Task description: Identify each line below containing the string "arrangement" and copy it.

Raw data:

* Start *

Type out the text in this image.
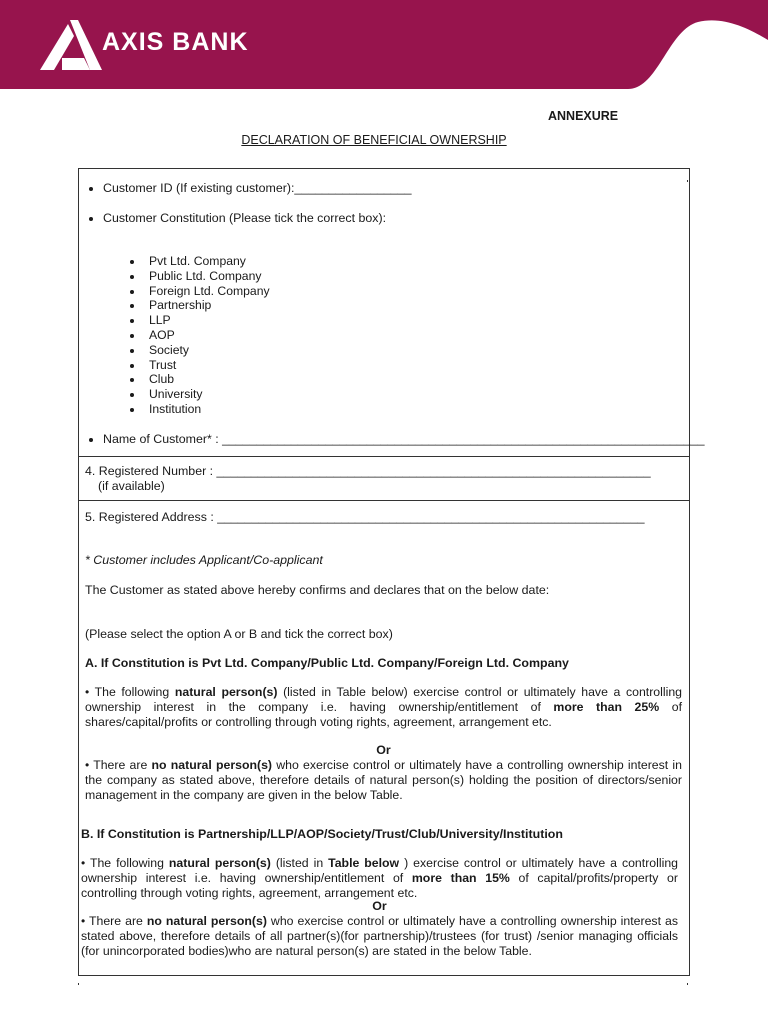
AXIS BANK
ANNEXURE
DECLARATION OF BENEFICIAL OWNERSHIP
Customer ID (If existing customer):_________________
Customer Constitution (Please tick the correct box):
Pvt Ltd. Company
Public Ltd. Company
Foreign Ltd. Company
Partnership
LLP
AOP
Society
Trust
Club
University
Institution
Name of Customer* : ______________________________________________________________________
4. Registered Number : _______________________________________________________________
(if available)
5. Registered Address : ______________________________________________________________
* Customer includes Applicant/Co-applicant
The Customer as stated above hereby confirms and declares that on the below date:
(Please select the option A or B and tick the correct box)
A. If Constitution is Pvt Ltd. Company/Public Ltd. Company/Foreign Ltd. Company
• The following natural person(s) (listed in Table below) exercise control or ultimately have a controlling ownership interest in the company i.e. having ownership/entitlement of more than 25% of shares/capital/profits or controlling through voting rights, agreement, arrangement etc.
Or
• There are no natural person(s) who exercise control or ultimately have a controlling ownership interest in the company as stated above, therefore details of natural person(s) holding the position of directors/senior management in the company are given in the below Table.
B. If Constitution is Partnership/LLP/AOP/Society/Trust/Club/University/Institution
• The following natural person(s) (listed in Table below ) exercise control or ultimately have a controlling ownership interest i.e. having ownership/entitlement of more than 15% of capital/profits/property or controlling through voting rights, agreement, arrangement etc.
Or
• There are no natural person(s) who exercise control or ultimately have a controlling ownership interest as stated above, therefore details of all partner(s)(for partnership)/trustees (for trust) /senior managing officials (for unincorporated bodies)who are natural person(s) are stated in the below Table.
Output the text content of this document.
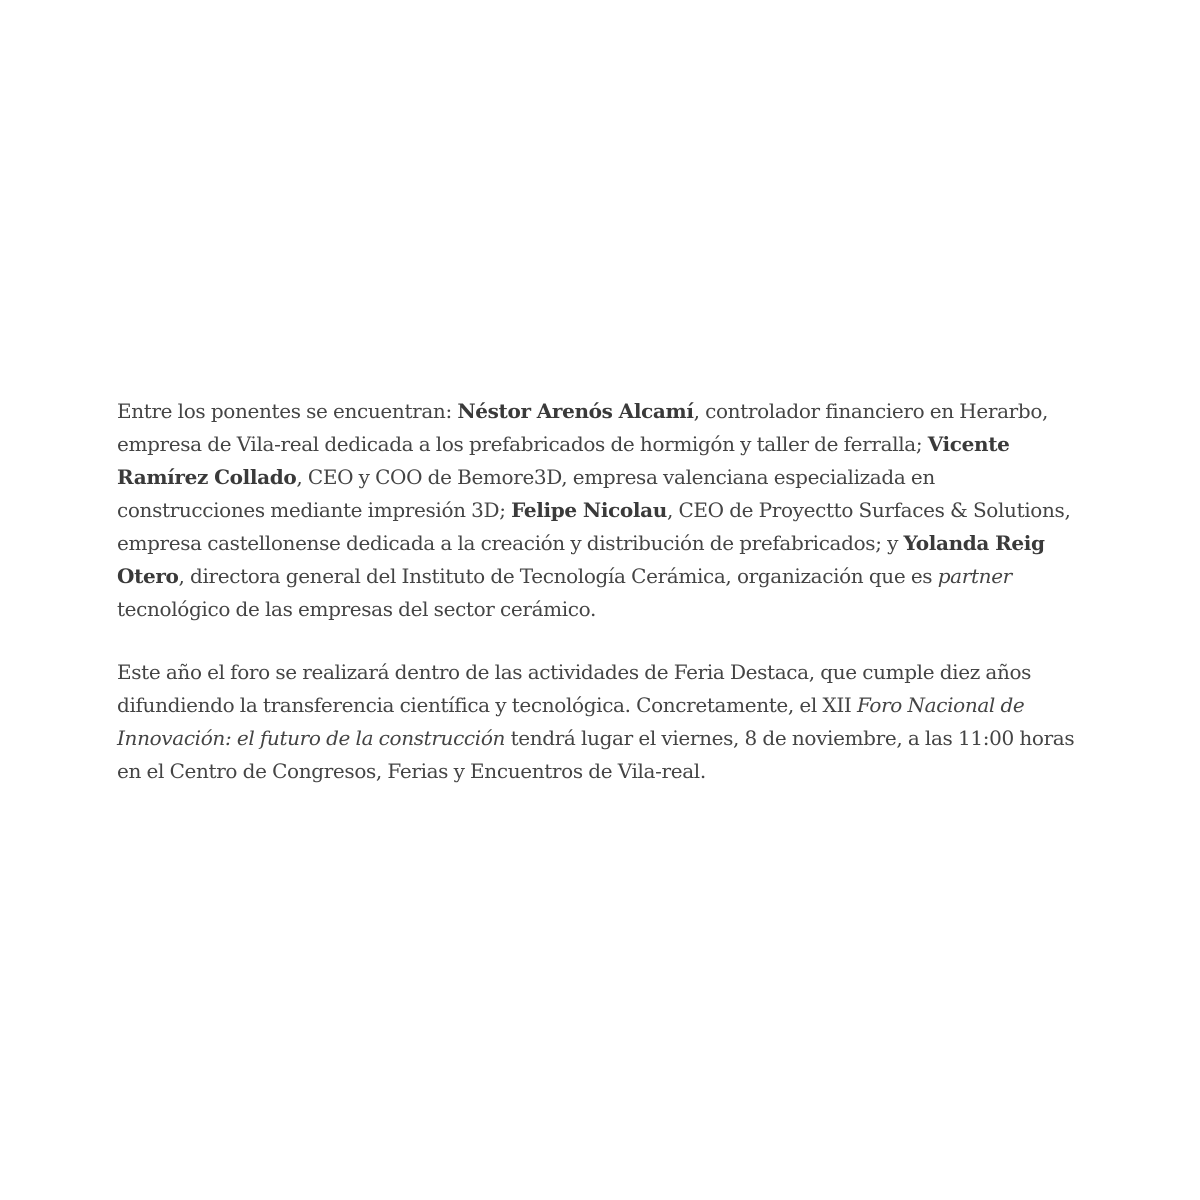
Entre los ponentes se encuentran: Néstor Arenós Alcamí, controlador financiero en Herarbo, empresa de Vila-real dedicada a los prefabricados de hormigón y taller de ferralla; Vicente Ramírez Collado, CEO y COO de Bemore3D, empresa valenciana especializada en construcciones mediante impresión 3D; Felipe Nicolau, CEO de Proyectto Surfaces & Solutions, empresa castellonense dedicada a la creación y distribución de prefabricados; y Yolanda Reig Otero, directora general del Instituto de Tecnología Cerámica, organización que es partner tecnológico de las empresas del sector cerámico.

Este año el foro se realizará dentro de las actividades de Feria Destaca, que cumple diez años difundiendo la transferencia científica y tecnológica. Concretamente, el XII Foro Nacional de Innovación: el futuro de la construcción tendrá lugar el viernes, 8 de noviembre, a las 11:00 horas en el Centro de Congresos, Ferias y Encuentros de Vila-real.
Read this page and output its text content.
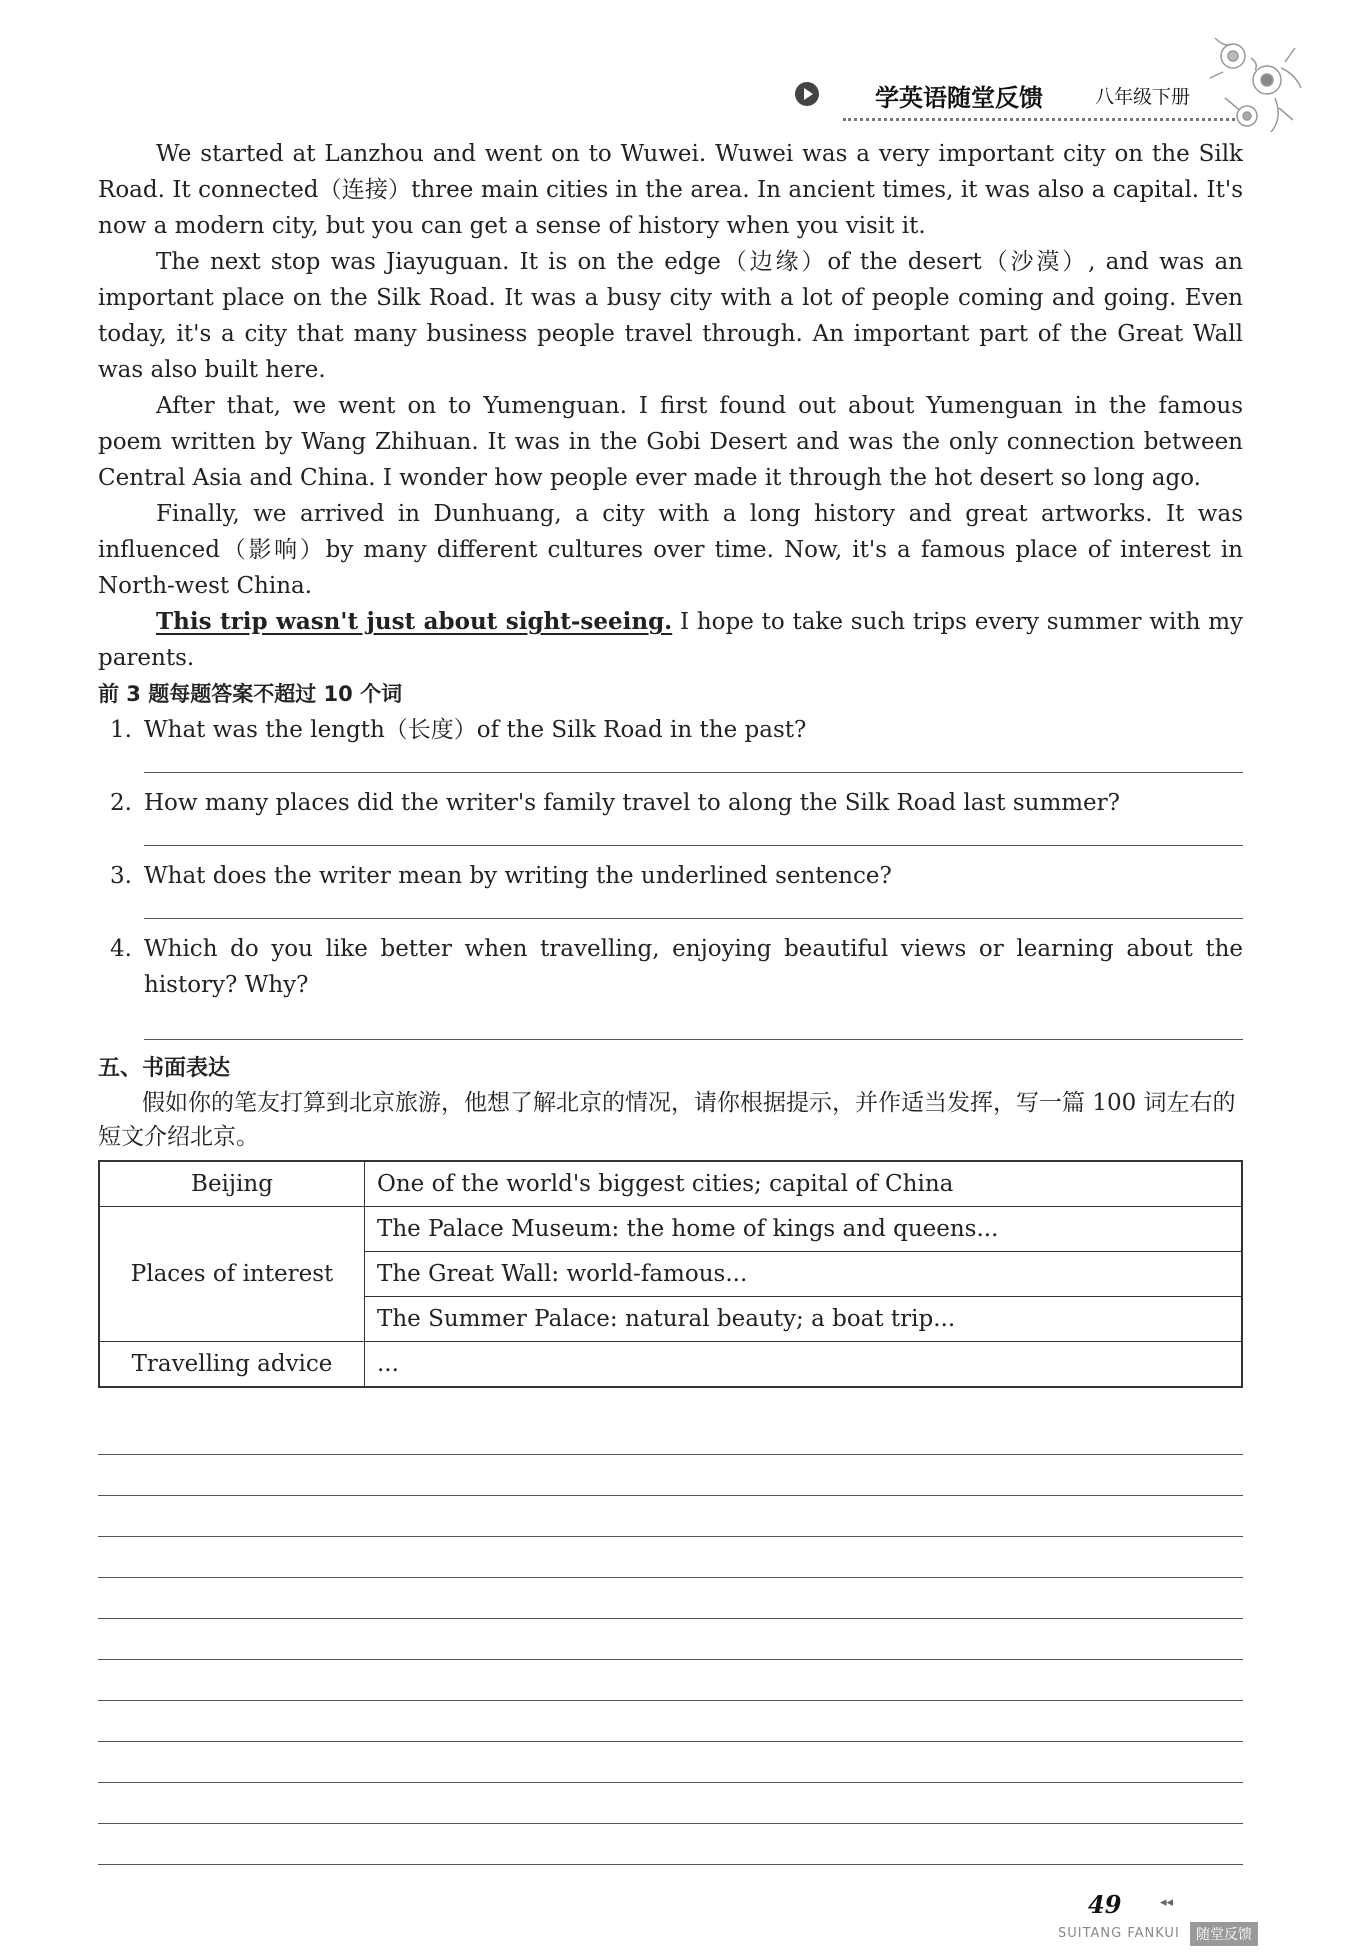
学英语随堂反馈	八年级下册

We started at Lanzhou and went on to Wuwei. Wuwei was a very important city on the Silk Road. It connected（连接）three main cities in the area. In ancient times, it was also a capital. It's now a modern city, but you can get a sense of history when you visit it.

The next stop was Jiayuguan. It is on the edge（边缘）of the desert（沙漠）, and was an important place on the Silk Road. It was a busy city with a lot of people coming and going. Even today, it's a city that many business people travel through. An important part of the Great Wall was also built here.

After that, we went on to Yumenguan. I first found out about Yumenguan in the famous poem written by Wang Zhihuan. It was in the Gobi Desert and was the only connection between Central Asia and China. I wonder how people ever made it through the hot desert so long ago.

Finally, we arrived in Dunhuang, a city with a long history and great artworks. It was influenced（影响）by many different cultures over time. Now, it's a famous place of interest in North-west China.

This trip wasn't just about sight-seeing. I hope to take such trips every summer with my parents.

前 3 题每题答案不超过 10 个词
1. What was the length（长度）of the Silk Road in the past?
2. How many places did the writer's family travel to along the Silk Road last summer?
3. What does the writer mean by writing the underlined sentence?
4. Which do you like better when travelling, enjoying beautiful views or learning about the history? Why?
五、书面表达

假如你的笔友打算到北京旅游，他想了解北京的情况，请你根据提示，并作适当发挥，写一篇 100 词左右的短文介绍北京。

Beijing	One of the world's biggest cities; capital of China
Places of interest	The Palace Museum: the home of kings and queens...
	The Great Wall: world-famous...
	The Summer Palace: natural beauty; a boat trip...
Travelling advice	...
49	◂◂
SUITANG FANKUI	随堂反馈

* End *

Complete answer:
• The following natural person(s) (listed in Table below) exercise control or ultimately have a controlling ownership interest in the company i.e. having ownership/entitlement of more than 25% of shares/capital/profits or controlling through voting rights, agreement, arrangement etc.
• The following natural person(s) (listed in Table below ) exercise control or ultimately have a controlling ownership interest i.e. having ownership/entitlement of more than 15% of capital/profits/property or controlling through voting rights, agreement, arrangement etc.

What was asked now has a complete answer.